§ Given instruction: Extract all lines in the data that contain the word "Syndicats".

§ §

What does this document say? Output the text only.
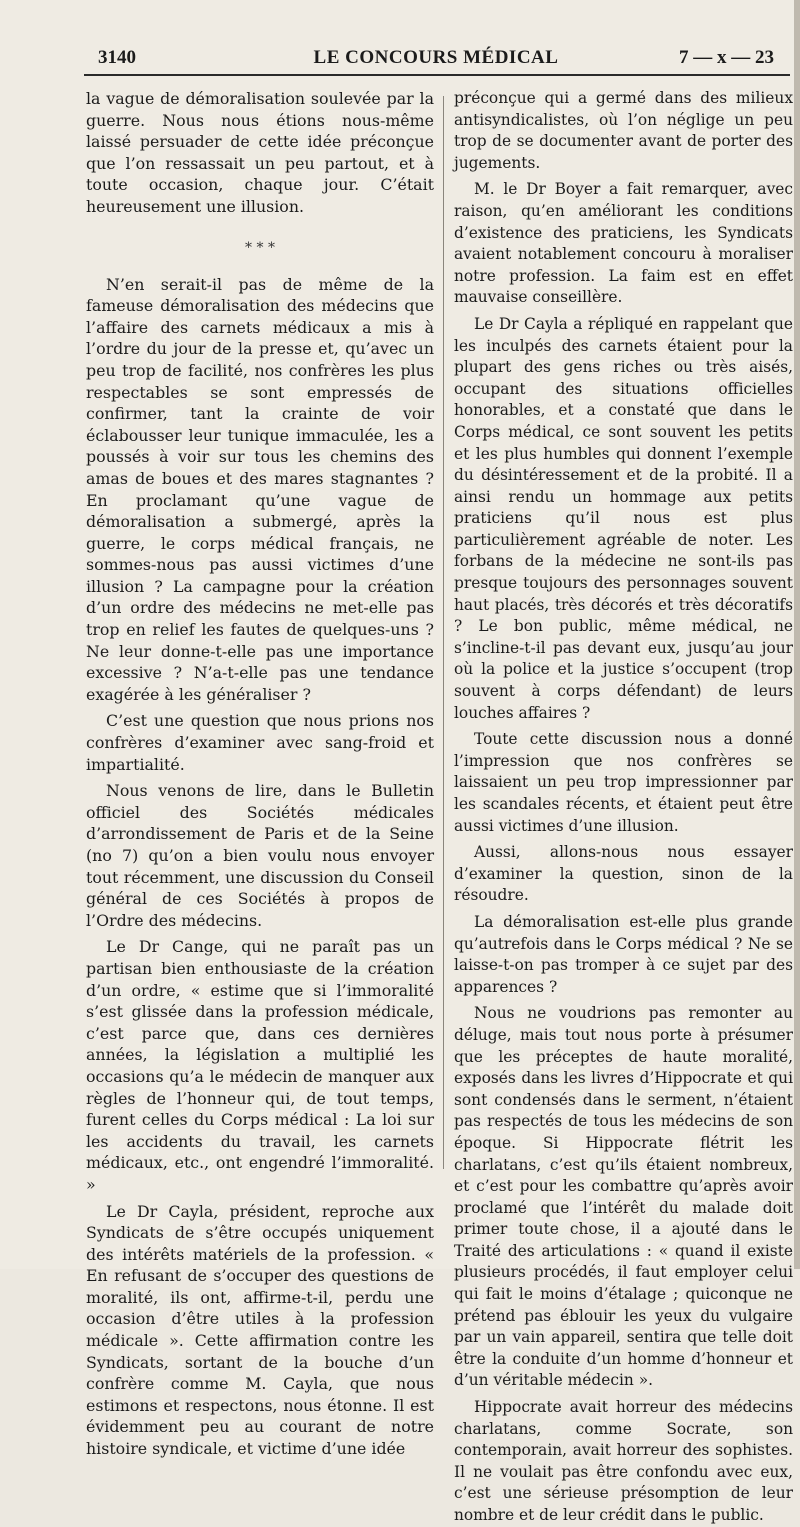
3140	LE CONCOURS MÉDICAL	7 — x — 23

la vague de démoralisation soulevée par la guerre. Nous nous étions nous-même laissé persuader de cette idée préconçue que l’on ressassait un peu partout, et à toute occasion, chaque jour. C’était heureusement une illusion.

* * *

N’en serait-il pas de même de la fameuse démoralisation des médecins que l’affaire des carnets médicaux a mis à l’ordre du jour de la presse et, qu’avec un peu trop de facilité, nos confrères les plus respectables se sont empressés de confirmer, tant la crainte de voir éclabousser leur tunique immaculée, les a poussés à voir sur tous les chemins des amas de boues et des mares stagnantes ? En proclamant qu’une vague de démoralisation a submergé, après la guerre, le corps médical français, ne sommes-nous pas aussi victimes d’une illusion ? La campagne pour la création d’un ordre des médecins ne met-elle pas trop en relief les fautes de quelques-uns ? Ne leur donne-t-elle pas une importance excessive ? N’a-t-elle pas une tendance exagérée à les généraliser ?

C’est une question que nous prions nos confrères d’examiner avec sang-froid et impartialité.

Nous venons de lire, dans le Bulletin officiel des Sociétés médicales d’arrondissement de Paris et de la Seine (no 7) qu’on a bien voulu nous envoyer tout récemment, une discussion du Conseil général de ces Sociétés à propos de l’Ordre des médecins.

Le Dr Cange, qui ne paraît pas un partisan bien enthousiaste de la création d’un ordre, « estime que si l’immoralité s’est glissée dans la profession médicale, c’est parce que, dans ces dernières années, la législation a multiplié les occasions qu’a le médecin de manquer aux règles de l’honneur qui, de tout temps, furent celles du Corps médical : La loi sur les accidents du travail, les carnets médicaux, etc., ont engendré l’immoralité. »

Le Dr Cayla, président, reproche aux Syndicats de s’être occupés uniquement des intérêts matériels de la profession. « En refusant de s’occuper des questions de moralité, ils ont, affirme-t-il, perdu une occasion d’être utiles à la profession médicale ». Cette affirmation contre les Syndicats, sortant de la bouche d’un confrère comme M. Cayla, que nous estimons et respectons, nous étonne. Il est évidemment peu au courant de notre histoire syndicale, et victime d’une idée

préconçue qui a germé dans des milieux antisyndicalistes, où l’on néglige un peu trop de se documenter avant de porter des jugements.

M. le Dr Boyer a fait remarquer, avec raison, qu’en améliorant les conditions d’existence des praticiens, les Syndicats avaient notablement concouru à moraliser notre profession. La faim est en effet mauvaise conseillère.

Le Dr Cayla a répliqué en rappelant que les inculpés des carnets étaient pour la plupart des gens riches ou très aisés, occupant des situations officielles honorables, et a constaté que dans le Corps médical, ce sont souvent les petits et les plus humbles qui donnent l’exemple du désintéressement et de la probité. Il a ainsi rendu un hommage aux petits praticiens qu’il nous est plus particulièrement agréable de noter. Les forbans de la médecine ne sont-ils pas presque toujours des personnages souvent haut placés, très décorés et très décoratifs ? Le bon public, même médical, ne s’incline-t-il pas devant eux, jusqu’au jour où la police et la justice s’occupent (trop souvent à corps défendant) de leurs louches affaires ?

Toute cette discussion nous a donné l’impression que nos confrères se laissaient un peu trop impressionner par les scandales récents, et étaient peut être aussi victimes d’une illusion.

Aussi, allons-nous nous essayer d’examiner la question, sinon de la résoudre.

La démoralisation est-elle plus grande qu’autrefois dans le Corps médical ? Ne se laisse-t-on pas tromper à ce sujet par des apparences ?

Nous ne voudrions pas remonter au déluge, mais tout nous porte à présumer que les préceptes de haute moralité, exposés dans les livres d’Hippocrate et qui sont condensés dans le serment, n’étaient pas respectés de tous les médecins de son époque. Si Hippocrate flétrit les charlatans, c’est qu’ils étaient nombreux, et c’est pour les combattre qu’après avoir proclamé que l’intérêt du malade doit primer toute chose, il a ajouté dans le Traité des articulations : « quand il existe plusieurs procédés, il faut employer celui qui fait le moins d’étalage ; quiconque ne prétend pas éblouir les yeux du vulgaire par un vain appareil, sentira que telle doit être la conduite d’un homme d’honneur et d’un véritable médecin ».

Hippocrate avait horreur des médecins charlatans, comme Socrate, son contemporain, avait horreur des sophistes. Il ne voulait pas être confondu avec eux, c’est une sérieuse présomption de leur nombre et de leur crédit dans le public.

§ §

§ Solution to the exercise:
Le Dr Cayla, président, reproche aux Syndicats de s’être occupés uniquement des intérêts matériels de la profession. « En refusant de s’occuper des questions de moralité, ils ont, affirme-t-il, perdu une occasion d’être utiles à la profession médicale ». Cette affirmation contre les Syndicats, sortant de la bouche d’un confrère comme M. Cayla, que nous estimons et respectons, nous étonne. Il est évidemment peu au courant de notre histoire syndicale, et victime d’une idée
M. le Dr Boyer a fait remarquer, avec raison, qu’en améliorant les conditions d’existence des praticiens, les Syndicats avaient notablement concouru à moraliser notre profession. La faim est en effet mauvaise conseillère.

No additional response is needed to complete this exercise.